**TEXTE À LIRE**
::::::::::

Publié le 25 août 2008 par Danielriot - Www.relatio-Europe.com

 Droits de l'Homme : Comment la France peut-elle se montrer digne de ses discours officiels ?

Par Jacques DEHAIRE


Un cri d'alarme ! Dans l'édition 2008 de l'état des droits de l'Homme en France, « Une démocratie asphyxiée », (éditions La Découverte), la Ligue des droits de l'Homme décrit un pays de plus en plus sécuritaire, au nom même de la démocratie. Paradoxe ? Contradiction... SOS libertés au pays de la Liberté ? Ce livre recoupe quelques rapports (du Conseil de l'Europe, notamment, ou du comité dues droits de l'homme de l'ONU, sans oublier bien sûr des dossiers bien instruits d'autres ONG). Il s'ajoute à d'autres cris d'alerte, à propos du fichier Edwige, par exemple...Ou de la situation éhontée de nos prisons. Ou des traitements réservés aux « invités » des centres de rétentions.

La France fait la guerre en Afghanistan et ailleurs pour « la liberté du monde et de nos enfants (...), contre la régression et la démocratie pour des femmes qui ont été élue pour la première fois ». Et brille par ses professions de foi pour les « valeurs universelles » gravées sur les frontons de la République. Mais cordonnier est (parfois) mal chaussé...

Pour le président de la Ligue des droits de l'Homme (LDH), Jean-Pierre Dubois, « le sentiment qui se dégage est (...) celui d'une ‘‘révolution conservatrice'' à la française, qui, tout en appliquant des recettes venus d'outre-Atlantique et d'outre-Manche, a utilisé les ressources idéologiques et électorale libérées par le séisme du 21 avril 2002 ».
Fondée lors de l'affaire Dreyfus en 1898, l'association publie une analyse aussi large qu'argumentée. En matière institutionnelle, elle dénonce « une démocratie asphyxiée » par « un président-soleil » auquel ne résiste ni le gouvernement, ni le Parlement.

::::::::::

**TÂCHES À RÉALISER**
**A)** Traduisez en anglais cette phrase de l'article sur les droits de l'Homme en France : « Fondée lors de l'affaire Dreyfus en 1898, l'association publie une analyse aussi large qu'argumentée. »
**B)** Relevez toutes les lignes contenant le mot « camera », en tenant compte de la casse.

[Données enregistrées]
::::::::::

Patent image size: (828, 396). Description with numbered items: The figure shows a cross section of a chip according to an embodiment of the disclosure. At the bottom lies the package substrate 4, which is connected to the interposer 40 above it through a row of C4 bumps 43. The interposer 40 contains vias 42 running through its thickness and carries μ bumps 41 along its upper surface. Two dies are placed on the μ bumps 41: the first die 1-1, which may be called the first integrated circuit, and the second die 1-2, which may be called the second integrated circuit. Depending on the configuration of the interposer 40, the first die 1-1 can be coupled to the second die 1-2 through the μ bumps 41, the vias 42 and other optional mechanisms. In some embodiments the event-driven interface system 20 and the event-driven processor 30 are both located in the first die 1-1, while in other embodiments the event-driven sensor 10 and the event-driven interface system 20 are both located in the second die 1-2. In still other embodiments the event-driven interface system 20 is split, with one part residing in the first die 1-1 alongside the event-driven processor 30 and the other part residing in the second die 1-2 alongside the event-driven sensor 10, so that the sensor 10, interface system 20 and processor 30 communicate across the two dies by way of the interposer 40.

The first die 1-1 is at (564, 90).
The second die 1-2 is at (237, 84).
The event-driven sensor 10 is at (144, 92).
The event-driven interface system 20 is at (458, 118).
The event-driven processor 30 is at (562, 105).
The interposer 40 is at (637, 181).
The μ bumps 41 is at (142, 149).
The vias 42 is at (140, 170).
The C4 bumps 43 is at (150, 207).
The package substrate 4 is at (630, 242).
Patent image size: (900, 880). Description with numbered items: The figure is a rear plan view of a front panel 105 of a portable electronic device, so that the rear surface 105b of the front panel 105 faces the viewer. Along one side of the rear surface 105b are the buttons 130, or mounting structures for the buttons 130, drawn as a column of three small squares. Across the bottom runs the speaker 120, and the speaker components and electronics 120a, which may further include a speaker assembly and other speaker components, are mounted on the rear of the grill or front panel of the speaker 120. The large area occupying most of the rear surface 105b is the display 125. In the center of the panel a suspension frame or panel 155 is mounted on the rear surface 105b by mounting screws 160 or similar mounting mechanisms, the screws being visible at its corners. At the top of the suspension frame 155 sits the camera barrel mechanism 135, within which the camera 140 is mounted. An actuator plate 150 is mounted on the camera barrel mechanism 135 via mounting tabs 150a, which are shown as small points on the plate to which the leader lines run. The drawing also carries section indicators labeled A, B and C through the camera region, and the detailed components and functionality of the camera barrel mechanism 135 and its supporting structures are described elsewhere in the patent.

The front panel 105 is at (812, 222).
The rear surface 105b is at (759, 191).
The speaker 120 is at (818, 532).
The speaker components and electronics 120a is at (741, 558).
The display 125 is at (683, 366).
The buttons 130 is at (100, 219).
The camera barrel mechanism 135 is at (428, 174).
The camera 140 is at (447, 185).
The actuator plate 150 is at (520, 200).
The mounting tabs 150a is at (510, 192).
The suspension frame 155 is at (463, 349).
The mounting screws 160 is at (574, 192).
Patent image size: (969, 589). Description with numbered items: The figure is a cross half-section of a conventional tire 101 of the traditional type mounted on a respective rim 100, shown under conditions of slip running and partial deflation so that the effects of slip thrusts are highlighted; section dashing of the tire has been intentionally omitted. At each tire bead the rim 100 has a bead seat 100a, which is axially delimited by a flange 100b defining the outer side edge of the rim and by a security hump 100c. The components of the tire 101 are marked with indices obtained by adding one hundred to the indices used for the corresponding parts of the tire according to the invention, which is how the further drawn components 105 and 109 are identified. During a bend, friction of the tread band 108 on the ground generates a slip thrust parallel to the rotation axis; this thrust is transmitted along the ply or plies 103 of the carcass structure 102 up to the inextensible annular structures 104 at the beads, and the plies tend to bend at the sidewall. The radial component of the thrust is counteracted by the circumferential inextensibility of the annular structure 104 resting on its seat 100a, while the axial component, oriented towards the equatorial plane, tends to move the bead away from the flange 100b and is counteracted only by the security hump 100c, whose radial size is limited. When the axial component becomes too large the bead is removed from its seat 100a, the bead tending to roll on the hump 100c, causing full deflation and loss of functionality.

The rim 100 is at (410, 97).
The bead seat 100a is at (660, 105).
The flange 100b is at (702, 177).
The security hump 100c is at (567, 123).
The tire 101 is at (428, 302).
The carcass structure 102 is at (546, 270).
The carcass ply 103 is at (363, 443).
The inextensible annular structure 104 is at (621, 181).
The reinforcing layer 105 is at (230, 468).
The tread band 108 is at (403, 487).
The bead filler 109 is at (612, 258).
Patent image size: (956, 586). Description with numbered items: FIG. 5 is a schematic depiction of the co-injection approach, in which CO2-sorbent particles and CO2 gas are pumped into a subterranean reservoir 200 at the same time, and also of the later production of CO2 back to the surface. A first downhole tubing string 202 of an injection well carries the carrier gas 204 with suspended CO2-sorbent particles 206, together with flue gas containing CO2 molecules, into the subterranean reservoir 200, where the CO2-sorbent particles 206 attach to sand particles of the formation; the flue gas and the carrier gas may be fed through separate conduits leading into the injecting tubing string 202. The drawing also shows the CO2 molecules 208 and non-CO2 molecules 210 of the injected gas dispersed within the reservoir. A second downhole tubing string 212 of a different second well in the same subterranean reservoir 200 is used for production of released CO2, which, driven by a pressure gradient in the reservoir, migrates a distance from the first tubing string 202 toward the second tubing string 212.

::::::::::

**RÉPONSES PAR TÂCHE**
**A)** Founded during the Dreyfus affair in 1898, the association publishes an analysis as broad as it is well argued.

**B)**
Patent image size: (900, 880). Description with numbered items: The figure is a rear plan view of a front panel 105 of a portable electronic device, so that the rear surface 105b of the front panel 105 faces the viewer. Along one side of the rear surface 105b are the buttons 130, or mounting structures for the buttons 130, drawn as a column of three small squares. Across the bottom runs the speaker 120, and the speaker components and electronics 120a, which may further include a speaker assembly and other speaker components, are mounted on the rear of the grill or front panel of the speaker 120. The large area occupying most of the rear surface 105b is the display 125. In the center of the panel a suspension frame or panel 155 is mounted on the rear surface 105b by mounting screws 160 or similar mounting mechanisms, the screws being visible at its corners. At the top of the suspension frame 155 sits the camera barrel mechanism 135, within which the camera 140 is mounted. An actuator plate 150 is mounted on the camera barrel mechanism 135 via mounting tabs 150a, which are shown as small points on the plate to which the leader lines run. The drawing also carries section indicators labeled A, B and C through the camera region, and the detailed components and functionality of the camera barrel mechanism 135 and its supporting structures are described elsewhere in the patent.
The camera barrel mechanism 135 is at (428, 174).
The camera 140 is at (447, 185).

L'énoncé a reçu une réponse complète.